Rows from a dataset:
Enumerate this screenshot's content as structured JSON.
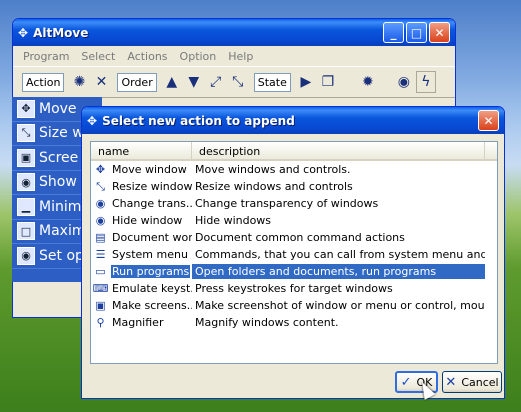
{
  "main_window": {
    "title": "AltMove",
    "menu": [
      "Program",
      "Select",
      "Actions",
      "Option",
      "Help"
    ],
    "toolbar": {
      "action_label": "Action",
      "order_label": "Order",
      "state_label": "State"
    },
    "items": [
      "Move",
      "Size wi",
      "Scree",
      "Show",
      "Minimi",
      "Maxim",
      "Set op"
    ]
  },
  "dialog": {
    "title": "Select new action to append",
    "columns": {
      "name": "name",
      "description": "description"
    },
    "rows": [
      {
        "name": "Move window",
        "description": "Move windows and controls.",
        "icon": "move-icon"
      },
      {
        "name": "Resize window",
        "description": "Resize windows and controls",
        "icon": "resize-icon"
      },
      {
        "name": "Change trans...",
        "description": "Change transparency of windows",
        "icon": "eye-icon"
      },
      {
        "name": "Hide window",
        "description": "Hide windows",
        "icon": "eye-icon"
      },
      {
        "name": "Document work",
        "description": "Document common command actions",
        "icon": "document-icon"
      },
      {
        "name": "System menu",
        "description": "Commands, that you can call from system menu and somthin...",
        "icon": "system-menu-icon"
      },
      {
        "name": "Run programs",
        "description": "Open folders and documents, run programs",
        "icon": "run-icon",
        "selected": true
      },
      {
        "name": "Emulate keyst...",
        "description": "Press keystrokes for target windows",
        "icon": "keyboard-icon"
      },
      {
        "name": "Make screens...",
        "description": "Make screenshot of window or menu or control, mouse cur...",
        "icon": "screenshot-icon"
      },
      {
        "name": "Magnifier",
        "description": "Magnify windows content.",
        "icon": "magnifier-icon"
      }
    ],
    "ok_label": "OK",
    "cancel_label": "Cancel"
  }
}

==

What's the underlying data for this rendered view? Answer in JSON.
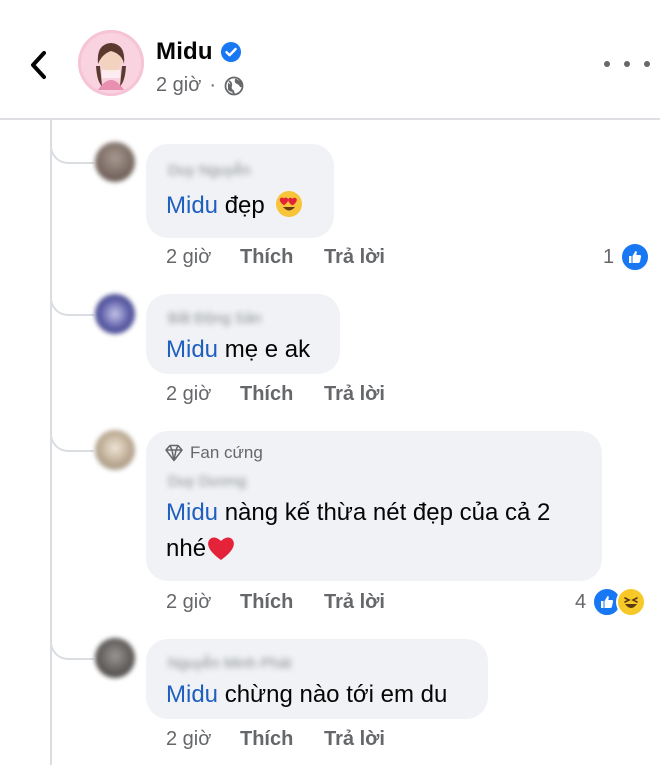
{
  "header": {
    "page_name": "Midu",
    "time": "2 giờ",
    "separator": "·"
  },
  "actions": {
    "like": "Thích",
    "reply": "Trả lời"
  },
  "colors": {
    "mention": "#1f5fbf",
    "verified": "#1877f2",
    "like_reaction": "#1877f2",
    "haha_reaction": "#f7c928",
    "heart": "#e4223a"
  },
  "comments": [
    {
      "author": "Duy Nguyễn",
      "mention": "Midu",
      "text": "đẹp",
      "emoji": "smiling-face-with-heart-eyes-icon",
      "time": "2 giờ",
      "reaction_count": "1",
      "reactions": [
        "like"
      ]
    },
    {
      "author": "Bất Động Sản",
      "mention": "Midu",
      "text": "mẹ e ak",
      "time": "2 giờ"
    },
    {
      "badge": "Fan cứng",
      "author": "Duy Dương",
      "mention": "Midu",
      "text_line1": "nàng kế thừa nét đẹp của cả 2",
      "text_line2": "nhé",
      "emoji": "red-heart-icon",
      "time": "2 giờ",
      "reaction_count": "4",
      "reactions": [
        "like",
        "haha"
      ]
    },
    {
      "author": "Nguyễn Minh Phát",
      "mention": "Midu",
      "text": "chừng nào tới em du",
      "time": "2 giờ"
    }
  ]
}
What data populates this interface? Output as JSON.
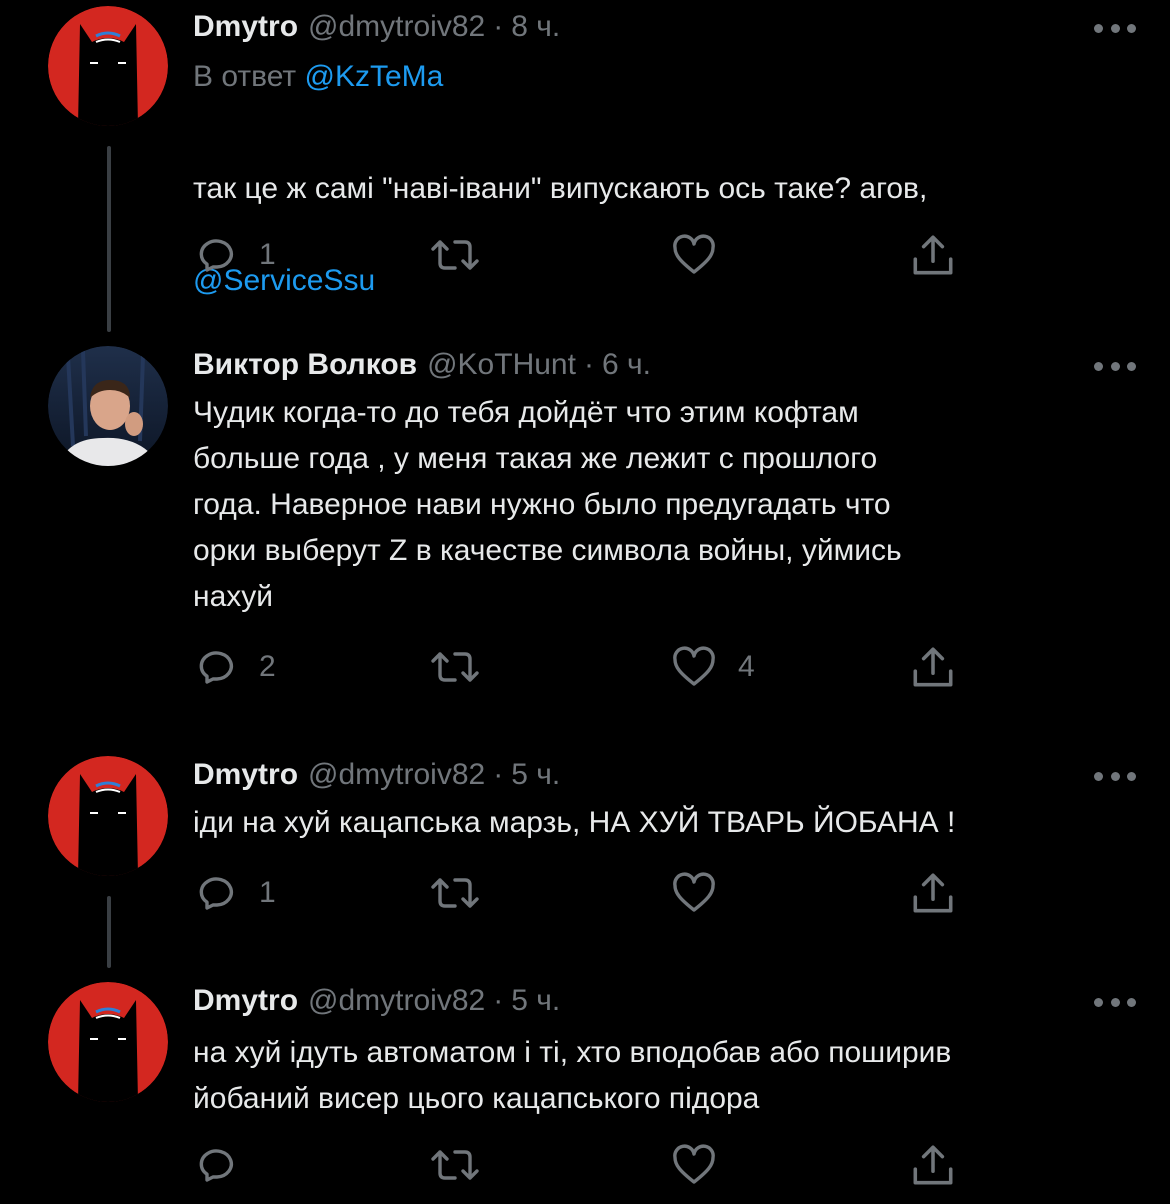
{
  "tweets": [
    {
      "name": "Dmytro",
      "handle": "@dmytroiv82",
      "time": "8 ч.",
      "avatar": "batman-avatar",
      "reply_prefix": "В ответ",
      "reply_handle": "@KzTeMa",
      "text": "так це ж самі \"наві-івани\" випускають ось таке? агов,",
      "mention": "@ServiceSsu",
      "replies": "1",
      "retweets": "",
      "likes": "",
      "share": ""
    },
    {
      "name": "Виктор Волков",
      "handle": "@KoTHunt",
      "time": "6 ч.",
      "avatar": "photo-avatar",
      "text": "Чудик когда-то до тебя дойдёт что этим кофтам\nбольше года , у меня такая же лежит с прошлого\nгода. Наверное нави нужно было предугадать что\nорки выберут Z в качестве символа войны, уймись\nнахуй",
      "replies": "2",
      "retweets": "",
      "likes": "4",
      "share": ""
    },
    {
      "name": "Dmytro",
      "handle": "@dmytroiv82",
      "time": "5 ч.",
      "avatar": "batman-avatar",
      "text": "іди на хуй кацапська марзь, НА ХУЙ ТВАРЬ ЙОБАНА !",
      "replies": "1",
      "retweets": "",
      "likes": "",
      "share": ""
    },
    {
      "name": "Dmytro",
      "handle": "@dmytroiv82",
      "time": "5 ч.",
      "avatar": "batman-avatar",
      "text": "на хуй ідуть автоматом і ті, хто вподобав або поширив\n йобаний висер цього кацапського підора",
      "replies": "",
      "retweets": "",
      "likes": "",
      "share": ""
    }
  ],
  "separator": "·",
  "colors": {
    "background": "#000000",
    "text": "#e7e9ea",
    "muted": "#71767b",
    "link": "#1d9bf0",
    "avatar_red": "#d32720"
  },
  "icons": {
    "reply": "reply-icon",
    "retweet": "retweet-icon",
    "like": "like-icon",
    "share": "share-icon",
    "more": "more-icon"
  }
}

* * *

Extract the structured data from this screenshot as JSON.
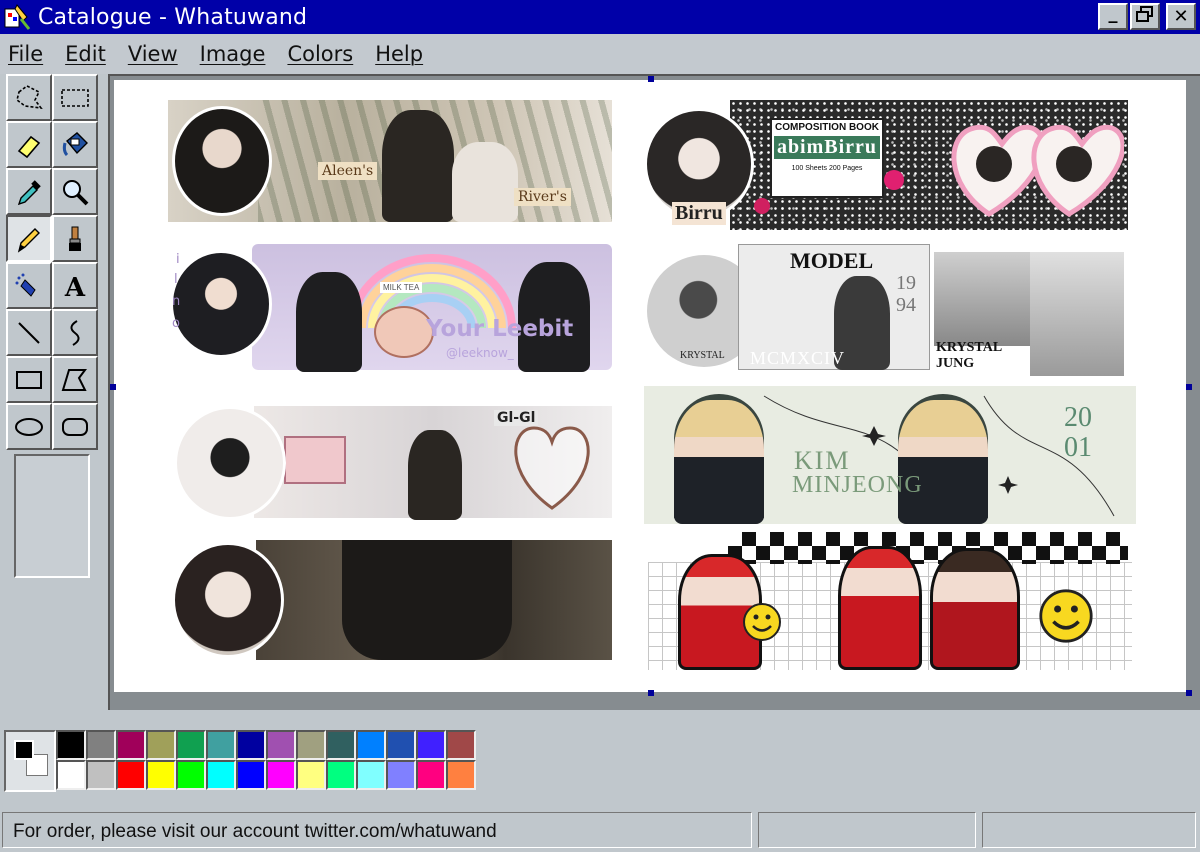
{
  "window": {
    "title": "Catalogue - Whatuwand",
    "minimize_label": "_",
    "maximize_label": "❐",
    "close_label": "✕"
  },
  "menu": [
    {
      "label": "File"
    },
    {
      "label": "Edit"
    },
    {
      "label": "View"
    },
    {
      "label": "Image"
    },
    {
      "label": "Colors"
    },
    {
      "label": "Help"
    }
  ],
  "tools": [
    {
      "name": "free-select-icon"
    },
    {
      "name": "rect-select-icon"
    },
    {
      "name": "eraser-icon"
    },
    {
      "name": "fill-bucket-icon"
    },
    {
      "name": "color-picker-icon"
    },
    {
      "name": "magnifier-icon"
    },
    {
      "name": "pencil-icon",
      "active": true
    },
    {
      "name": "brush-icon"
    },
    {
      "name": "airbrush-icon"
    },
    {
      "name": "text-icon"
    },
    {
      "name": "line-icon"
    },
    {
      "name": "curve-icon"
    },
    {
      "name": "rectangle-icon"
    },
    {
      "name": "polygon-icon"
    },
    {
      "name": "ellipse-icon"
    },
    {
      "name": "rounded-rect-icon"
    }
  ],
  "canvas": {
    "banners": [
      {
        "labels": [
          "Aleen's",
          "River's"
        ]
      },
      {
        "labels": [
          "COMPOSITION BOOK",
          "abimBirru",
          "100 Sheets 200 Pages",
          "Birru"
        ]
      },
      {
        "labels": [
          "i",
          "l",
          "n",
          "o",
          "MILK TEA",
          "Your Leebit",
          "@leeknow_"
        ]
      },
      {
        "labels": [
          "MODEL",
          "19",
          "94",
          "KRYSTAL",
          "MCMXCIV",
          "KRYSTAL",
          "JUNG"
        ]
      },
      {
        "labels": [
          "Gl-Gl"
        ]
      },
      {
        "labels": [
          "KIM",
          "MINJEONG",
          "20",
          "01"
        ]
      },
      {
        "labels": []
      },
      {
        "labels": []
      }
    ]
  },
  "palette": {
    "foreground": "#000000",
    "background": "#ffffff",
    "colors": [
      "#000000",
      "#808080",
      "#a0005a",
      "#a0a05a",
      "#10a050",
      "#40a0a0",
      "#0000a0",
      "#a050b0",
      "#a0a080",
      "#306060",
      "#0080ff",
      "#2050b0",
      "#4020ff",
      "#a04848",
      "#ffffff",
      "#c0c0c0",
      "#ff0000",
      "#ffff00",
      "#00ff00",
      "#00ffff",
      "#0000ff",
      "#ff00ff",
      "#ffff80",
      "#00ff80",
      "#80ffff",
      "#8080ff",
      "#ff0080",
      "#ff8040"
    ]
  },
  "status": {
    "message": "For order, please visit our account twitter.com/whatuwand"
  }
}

• **Aim**:
For each line of the entries that includes "Change", show that line.

• **Output**:
        "name": "Change trans...",
        "description": "Change transparency of windows",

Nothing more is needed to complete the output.